Return the number of lines in which the word "Jugendlichen" appears; add nothing else.

--- BEGIN GIVEN INFORMATION ---

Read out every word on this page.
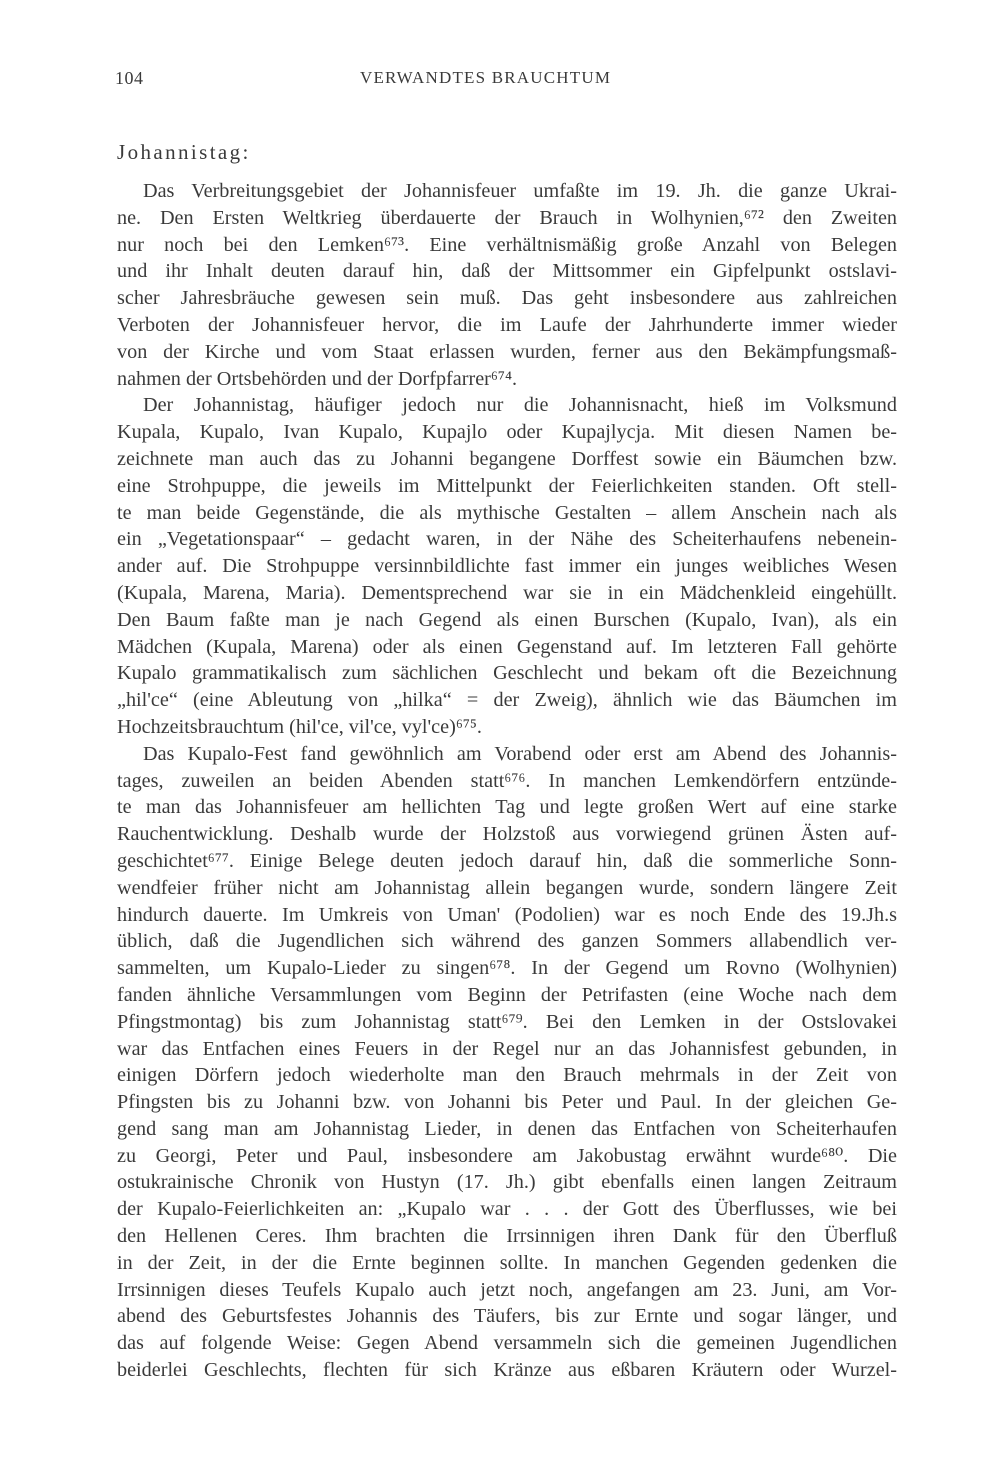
104	VERWANDTES BRAUCHTUM
Johannistag:
Das Verbreitungsgebiet der Johannisfeuer umfaßte im 19. Jh. die ganze Ukrai-
ne. Den Ersten Weltkrieg überdauerte der Brauch in Wolhynien,⁶⁷² den Zweiten
nur noch bei den Lemken⁶⁷³. Eine verhältnismäßig große Anzahl von Belegen
und ihr Inhalt deuten darauf hin, daß der Mittsommer ein Gipfelpunkt ostslavi-
scher Jahresbräuche gewesen sein muß. Das geht insbesondere aus zahlreichen
Verboten der Johannisfeuer hervor, die im Laufe der Jahrhunderte immer wieder
von der Kirche und vom Staat erlassen wurden, ferner aus den Bekämpfungsmaß-
nahmen der Ortsbehörden und der Dorfpfarrer⁶⁷⁴.
Der Johannistag, häufiger jedoch nur die Johannisnacht, hieß im Volksmund
Kupala, Kupalo, Ivan Kupalo, Kupajlo oder Kupajlycja. Mit diesen Namen be-
zeichnete man auch das zu Johanni begangene Dorffest sowie ein Bäumchen bzw.
eine Strohpuppe, die jeweils im Mittelpunkt der Feierlichkeiten standen. Oft stell-
te man beide Gegenstände, die als mythische Gestalten – allem Anschein nach als
ein „Vegetationspaar“ – gedacht waren, in der Nähe des Scheiterhaufens nebenein-
ander auf. Die Strohpuppe versinnbildlichte fast immer ein junges weibliches Wesen
(Kupala, Marena, Maria). Dementsprechend war sie in ein Mädchenkleid eingehüllt.
Den Baum faßte man je nach Gegend als einen Burschen (Kupalo, Ivan), als ein
Mädchen (Kupala, Marena) oder als einen Gegenstand auf. Im letzteren Fall gehörte
Kupalo grammatikalisch zum sächlichen Geschlecht und bekam oft die Bezeichnung
„hil'ce“ (eine Ableutung von „hilka“ = der Zweig), ähnlich wie das Bäumchen im
Hochzeitsbrauchtum (hil'ce, vil'ce, vyl'ce)⁶⁷⁵.
Das Kupalo-Fest fand gewöhnlich am Vorabend oder erst am Abend des Johannis-
tages, zuweilen an beiden Abenden statt⁶⁷⁶. In manchen Lemkendörfern entzünde-
te man das Johannisfeuer am hellichten Tag und legte großen Wert auf eine starke
Rauchentwicklung. Deshalb wurde der Holzstoß aus vorwiegend grünen Ästen auf-
geschichtet⁶⁷⁷. Einige Belege deuten jedoch darauf hin, daß die sommerliche Sonn-
wendfeier früher nicht am Johannistag allein begangen wurde, sondern längere Zeit
hindurch dauerte. Im Umkreis von Uman' (Podolien) war es noch Ende des 19.Jh.s
üblich, daß die Jugendlichen sich während des ganzen Sommers allabendlich ver-
sammelten, um Kupalo-Lieder zu singen⁶⁷⁸. In der Gegend um Rovno (Wolhynien)
fanden ähnliche Versammlungen vom Beginn der Petrifasten (eine Woche nach dem
Pfingstmontag) bis zum Johannistag statt⁶⁷⁹. Bei den Lemken in der Ostslovakei
war das Entfachen eines Feuers in der Regel nur an das Johannisfest gebunden, in
einigen Dörfern jedoch wiederholte man den Brauch mehrmals in der Zeit von
Pfingsten bis zu Johanni bzw. von Johanni bis Peter und Paul. In der gleichen Ge-
gend sang man am Johannistag Lieder, in denen das Entfachen von Scheiterhaufen
zu Georgi, Peter und Paul, insbesondere am Jakobustag erwähnt wurde⁶⁸⁰. Die
ostukrainische Chronik von Hustyn (17. Jh.) gibt ebenfalls einen langen Zeitraum
der Kupalo-Feierlichkeiten an: „Kupalo war . . . der Gott des Überflusses, wie bei
den Hellenen Ceres. Ihm brachten die Irrsinnigen ihren Dank für den Überfluß
in der Zeit, in der die Ernte beginnen sollte. In manchen Gegenden gedenken die
Irrsinnigen dieses Teufels Kupalo auch jetzt noch, angefangen am 23. Juni, am Vor-
abend des Geburtsfestes Johannis des Täufers, bis zur Ernte und sogar länger, und
das auf folgende Weise: Gegen Abend versammeln sich die gemeinen Jugendlichen
beiderlei Geschlechts, flechten für sich Kränze aus eßbaren Kräutern oder Wurzel-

--- END GIVEN INFORMATION ---

(RESPONSE): 2